## YOUR GOAL:
Review the listing and copy each line that holds the word "footnote".

## ENTRIES:
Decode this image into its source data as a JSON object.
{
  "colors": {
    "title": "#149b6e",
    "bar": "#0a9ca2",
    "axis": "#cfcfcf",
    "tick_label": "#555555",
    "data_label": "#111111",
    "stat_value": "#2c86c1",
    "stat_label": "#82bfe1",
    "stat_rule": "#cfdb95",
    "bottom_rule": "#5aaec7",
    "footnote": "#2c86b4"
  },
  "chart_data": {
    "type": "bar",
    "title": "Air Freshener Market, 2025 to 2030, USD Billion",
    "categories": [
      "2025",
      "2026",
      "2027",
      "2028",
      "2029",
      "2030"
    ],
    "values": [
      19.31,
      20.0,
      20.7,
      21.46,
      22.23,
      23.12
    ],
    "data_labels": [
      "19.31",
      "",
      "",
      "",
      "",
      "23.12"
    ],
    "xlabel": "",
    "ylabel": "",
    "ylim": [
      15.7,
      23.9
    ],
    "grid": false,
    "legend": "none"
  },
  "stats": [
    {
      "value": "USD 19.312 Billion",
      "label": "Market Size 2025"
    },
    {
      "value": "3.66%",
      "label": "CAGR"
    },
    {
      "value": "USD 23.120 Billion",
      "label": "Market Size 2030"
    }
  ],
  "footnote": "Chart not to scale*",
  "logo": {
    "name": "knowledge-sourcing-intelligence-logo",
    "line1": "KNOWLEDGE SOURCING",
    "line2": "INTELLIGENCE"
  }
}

## ANSWER TO THE TASK:
    "footnote": "#2c86b4"
  "footnote": "Chart not to scale*",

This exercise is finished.